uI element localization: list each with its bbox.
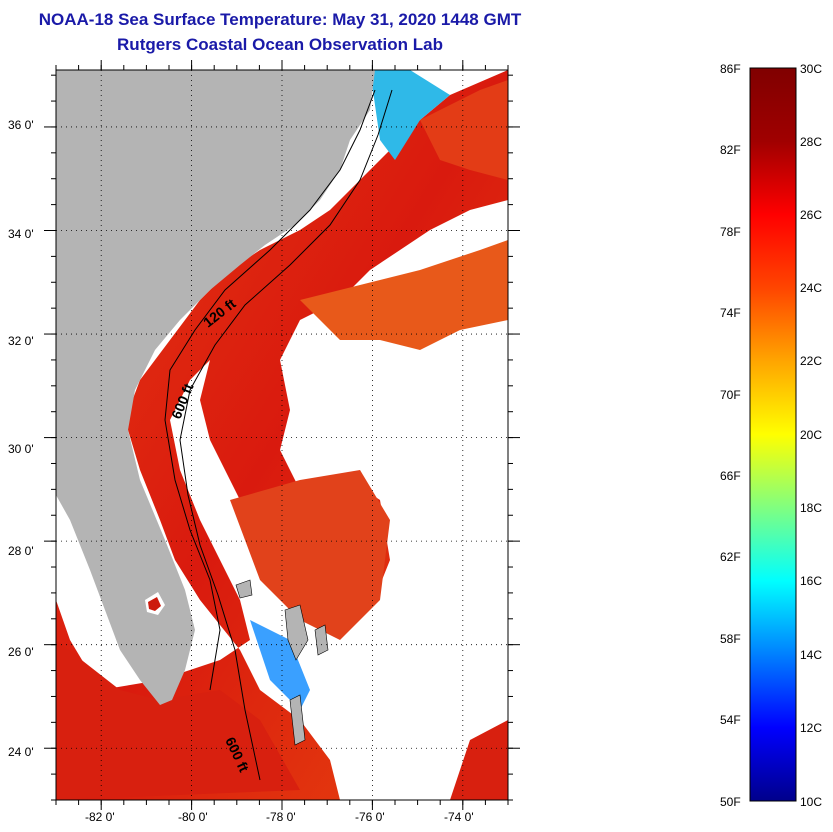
colorbar-c-label: 12C [800, 721, 823, 735]
colorbar-c-label: 30C [800, 62, 823, 76]
sst-region-bahamas [230, 470, 390, 640]
colorbar-c-label: 16C [800, 574, 823, 588]
colorbar-f-label: 82F [720, 143, 741, 157]
lat-label: 30 0' [8, 442, 34, 456]
colorbar-f-label: 86F [720, 62, 741, 76]
colorbar [749, 67, 797, 802]
contour-120ft [164, 89, 376, 691]
colorbar-f-label: 62F [720, 550, 741, 564]
colorbar-f-label: 70F [720, 388, 741, 402]
contour-600ft [179, 89, 393, 781]
lat-label: 26 0' [8, 645, 34, 659]
lat-label: 32 0' [8, 334, 34, 348]
colorbar-f-label: 74F [720, 306, 741, 320]
sst-region-southeast [450, 720, 508, 800]
colorbar-c-label: 14C [800, 648, 823, 662]
lon-label: -76 0' [355, 810, 385, 824]
colorbar-c-label: 24C [800, 281, 823, 295]
colorbar-c-label: 20C [800, 428, 823, 442]
lon-label: -74 0' [444, 810, 474, 824]
sst-region-cool-bank [250, 620, 310, 710]
colorbar-c-label: 10C [800, 795, 823, 809]
sst-region-offshore-east [300, 240, 508, 350]
colorbar-f-label: 66F [720, 469, 741, 483]
map-subtitle: Rutgers Coastal Ocean Observation Lab [117, 35, 443, 54]
axis-ticks [44, 60, 520, 810]
sst-region-northeast [420, 80, 508, 180]
map-title: NOAA-18 Sea Surface Temperature: May 31,… [38, 10, 522, 29]
sst-region-warm-gulf [56, 640, 300, 800]
colorbar-c-label: 26C [800, 208, 823, 222]
colorbar-c-label: 28C [800, 135, 823, 149]
lat-label: 34 0' [8, 227, 34, 241]
bahamas-islands [235, 579, 329, 746]
lon-label: -80 0' [178, 810, 208, 824]
lat-label: 24 0' [8, 745, 34, 759]
sst-region-cool-shelf [370, 70, 450, 160]
colorbar-f-label: 54F [720, 713, 741, 727]
colorbar-f-label: 78F [720, 225, 741, 239]
colorbar-c-label: 22C [800, 354, 823, 368]
colorbar-f-label: 58F [720, 632, 741, 646]
colorbar-c-label: 18C [800, 501, 823, 515]
colorbar-f-label: 50F [720, 795, 741, 809]
lon-label: -78 0' [266, 810, 296, 824]
graticule [56, 70, 508, 800]
lat-label: 36 0' [8, 118, 34, 132]
lat-label: 28 0' [8, 544, 34, 558]
lon-label: -82 0' [85, 810, 115, 824]
land-mass [56, 70, 375, 705]
lake-okeechobee-sst [148, 597, 161, 611]
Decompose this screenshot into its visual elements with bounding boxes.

> The exercise: Arrange each line of the rows above as a Markdown table with the columns No. and Entry, numbering the lines in order and skipping blank lines. Leave out the pictures.

> Output below:
| No. | Entry |
|---|---|
| 1 | uI element localization: list each with its bbox. |
| 2 | colorbar-c-label: 12C [800, 721, 823, 735] |
| 3 | colorbar-c-label: 30C [800, 62, 823, 76] |
| 4 | sst-region-bahamas [230, 470, 390, 640] |
| 5 | colorbar-c-label: 16C [800, 574, 823, 588] |
| 6 | colorbar-f-label: 82F [720, 143, 741, 157] |
| 7 | lat-label: 30 0' [8, 442, 34, 456] |
| 8 | colorbar-f-label: 86F [720, 62, 741, 76] |
| 9 | colorbar [749, 67, 797, 802] |
| 10 | contour-120ft [164, 89, 376, 691] |
| 11 | colorbar-f-label: 62F [720, 550, 741, 564] |
| 12 | colorbar-f-label: 70F [720, 388, 741, 402] |
| 13 | contour-600ft [179, 89, 393, 781] |
| 14 | lat-label: 26 0' [8, 645, 34, 659] |
| 15 | lat-label: 32 0' [8, 334, 34, 348] |
| 16 | colorbar-f-label: 74F [720, 306, 741, 320] |
| 17 | sst-region-southeast [450, 720, 508, 800] |
| 18 | colorbar-c-label: 14C [800, 648, 823, 662] |
| 19 | lon-label: -76 0' [355, 810, 385, 824] |
| 20 | colorbar-c-label: 24C [800, 281, 823, 295] |
| 21 | colorbar-c-label: 20C [800, 428, 823, 442] |
| 22 | lon-label: -74 0' [444, 810, 474, 824] |
| 23 | sst-region-cool-bank [250, 620, 310, 710] |
| 24 | colorbar-c-label: 10C [800, 795, 823, 809] |
| 25 | sst-region-offshore-east [300, 240, 508, 350] |
| 26 | colorbar-f-label: 66F [720, 469, 741, 483] |
| 27 | map-subtitle: Rutgers Coastal Ocean Observation Lab [117, 35, 443, 54] |
| 28 | axis-ticks [44, 60, 520, 810] |
| 29 | sst-region-northeast [420, 80, 508, 180] |
| 30 | map-title: NOAA-18 Sea Surface Temperature: May 31,… [38, 10, 522, 29] |
| 31 | sst-region-warm-gulf [56, 640, 300, 800] |
| 32 | colorbar-c-label: 26C [800, 208, 823, 222] |
| 33 | colorbar-c-label: 28C [800, 135, 823, 149] |
| 34 | lat-label: 34 0' [8, 227, 34, 241] |
| 35 | bahamas-islands [235, 579, 329, 746] |
| 36 | lon-label: -80 0' [178, 810, 208, 824] |
| 37 | lat-label: 24 0' [8, 745, 34, 759] |
| 38 | sst-region-cool-shelf [370, 70, 450, 160] |
| 39 | colorbar-f-label: 54F [720, 713, 741, 727] |
| 40 | colorbar-f-label: 78F [720, 225, 741, 239] |
| 41 | colorbar-c-label: 22C [800, 354, 823, 368] |
| 42 | colorbar-f-label: 58F [720, 632, 741, 646] |
| 43 | colorbar-c-label: 18C [800, 501, 823, 515] |
| 44 | colorbar-f-label: 50F [720, 795, 741, 809] |
| 45 | lon-label: -78 0' [266, 810, 296, 824] |
| 46 | graticule [56, 70, 508, 800] |
| 47 | lat-label: 36 0' [8, 118, 34, 132] |
| 48 | lat-label: 28 0' [8, 544, 34, 558] |
| 49 | lon-label: -82 0' [85, 810, 115, 824] |
| 50 | land-mass [56, 70, 375, 705] |
| 51 | lake-okeechobee-sst [148, 597, 161, 611] |
| 52 | Decompose this screenshot into its visual elements with bounding boxes. |